** Start **

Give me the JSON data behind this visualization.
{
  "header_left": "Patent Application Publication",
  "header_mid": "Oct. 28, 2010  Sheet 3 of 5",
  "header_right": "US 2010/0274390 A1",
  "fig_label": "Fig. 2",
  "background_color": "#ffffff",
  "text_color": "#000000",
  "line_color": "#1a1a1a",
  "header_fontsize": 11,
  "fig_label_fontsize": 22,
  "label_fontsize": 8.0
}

** End **

> _Stated problem_
Please restate the whole listing word for word.

> _Solution for this exercise_
Give me the JSON data behind this visualization.
{
  "header_left": "Patent Application Publication",
  "header_mid": "Oct. 28, 2010  Sheet 3 of 5",
  "header_right": "US 2010/0274390 A1",
  "fig_label": "Fig. 2",
  "background_color": "#ffffff",
  "text_color": "#000000",
  "line_color": "#1a1a1a",
  "header_fontsize": 11,
  "fig_label_fontsize": 22,
  "label_fontsize": 8.0
}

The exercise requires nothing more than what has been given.